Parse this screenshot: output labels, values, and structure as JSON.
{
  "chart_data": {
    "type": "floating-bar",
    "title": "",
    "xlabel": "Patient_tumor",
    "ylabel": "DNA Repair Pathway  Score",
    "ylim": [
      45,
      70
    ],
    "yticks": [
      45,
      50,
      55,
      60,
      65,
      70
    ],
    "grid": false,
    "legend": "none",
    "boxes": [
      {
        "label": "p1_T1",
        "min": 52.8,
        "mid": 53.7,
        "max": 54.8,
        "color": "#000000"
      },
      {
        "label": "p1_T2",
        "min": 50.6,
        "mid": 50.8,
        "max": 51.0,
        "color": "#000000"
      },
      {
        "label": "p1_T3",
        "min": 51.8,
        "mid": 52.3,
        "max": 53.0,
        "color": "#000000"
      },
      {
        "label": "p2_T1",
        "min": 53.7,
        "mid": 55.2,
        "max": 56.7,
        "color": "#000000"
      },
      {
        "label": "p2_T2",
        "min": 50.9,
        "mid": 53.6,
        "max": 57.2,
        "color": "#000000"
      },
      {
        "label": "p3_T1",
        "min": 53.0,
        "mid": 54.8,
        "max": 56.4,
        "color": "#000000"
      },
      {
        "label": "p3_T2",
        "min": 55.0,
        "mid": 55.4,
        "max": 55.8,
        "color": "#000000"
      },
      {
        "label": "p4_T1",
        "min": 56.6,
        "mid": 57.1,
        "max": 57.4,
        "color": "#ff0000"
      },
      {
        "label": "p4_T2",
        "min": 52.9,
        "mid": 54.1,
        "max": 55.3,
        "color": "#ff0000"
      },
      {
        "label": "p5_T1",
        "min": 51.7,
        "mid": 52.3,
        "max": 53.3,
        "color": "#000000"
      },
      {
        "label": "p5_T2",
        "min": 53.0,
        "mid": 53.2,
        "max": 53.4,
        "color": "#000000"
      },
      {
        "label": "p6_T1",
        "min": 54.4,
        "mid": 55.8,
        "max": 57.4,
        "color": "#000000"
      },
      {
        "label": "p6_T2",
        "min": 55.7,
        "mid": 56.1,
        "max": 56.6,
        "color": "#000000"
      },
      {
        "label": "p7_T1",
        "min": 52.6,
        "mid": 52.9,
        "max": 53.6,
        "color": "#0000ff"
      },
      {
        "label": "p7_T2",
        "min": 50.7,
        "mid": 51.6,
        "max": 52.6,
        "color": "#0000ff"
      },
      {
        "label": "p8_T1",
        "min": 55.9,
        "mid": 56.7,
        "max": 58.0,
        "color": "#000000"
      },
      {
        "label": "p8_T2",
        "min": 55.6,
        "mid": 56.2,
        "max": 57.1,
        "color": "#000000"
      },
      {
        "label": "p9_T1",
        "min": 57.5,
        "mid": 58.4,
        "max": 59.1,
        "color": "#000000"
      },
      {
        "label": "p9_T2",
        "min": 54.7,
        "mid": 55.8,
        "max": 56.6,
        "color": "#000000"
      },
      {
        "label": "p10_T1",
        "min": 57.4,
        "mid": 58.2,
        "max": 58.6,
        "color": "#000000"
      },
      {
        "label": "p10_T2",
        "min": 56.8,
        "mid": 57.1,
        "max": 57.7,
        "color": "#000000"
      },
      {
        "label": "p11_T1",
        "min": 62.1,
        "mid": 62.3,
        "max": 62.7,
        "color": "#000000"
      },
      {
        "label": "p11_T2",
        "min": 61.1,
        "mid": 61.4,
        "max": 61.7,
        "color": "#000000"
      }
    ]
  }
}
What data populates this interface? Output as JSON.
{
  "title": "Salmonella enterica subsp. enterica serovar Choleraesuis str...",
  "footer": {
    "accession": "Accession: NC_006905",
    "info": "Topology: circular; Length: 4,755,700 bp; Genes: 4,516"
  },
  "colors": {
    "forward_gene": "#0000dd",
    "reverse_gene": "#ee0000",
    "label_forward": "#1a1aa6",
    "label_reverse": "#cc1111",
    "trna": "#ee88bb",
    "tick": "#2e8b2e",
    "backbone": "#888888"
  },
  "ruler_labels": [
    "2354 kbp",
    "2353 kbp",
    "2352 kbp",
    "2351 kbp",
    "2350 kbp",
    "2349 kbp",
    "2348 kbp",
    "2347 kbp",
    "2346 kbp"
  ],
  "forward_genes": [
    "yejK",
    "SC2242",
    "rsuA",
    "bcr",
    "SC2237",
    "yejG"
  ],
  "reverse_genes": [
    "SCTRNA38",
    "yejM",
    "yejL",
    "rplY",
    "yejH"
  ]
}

What is being asked:
Using the data above, show each line where "this" occurs.

Answer section:
Parse this screenshot: output labels, values, and structure as JSON.
What data populates this interface? Output as JSON.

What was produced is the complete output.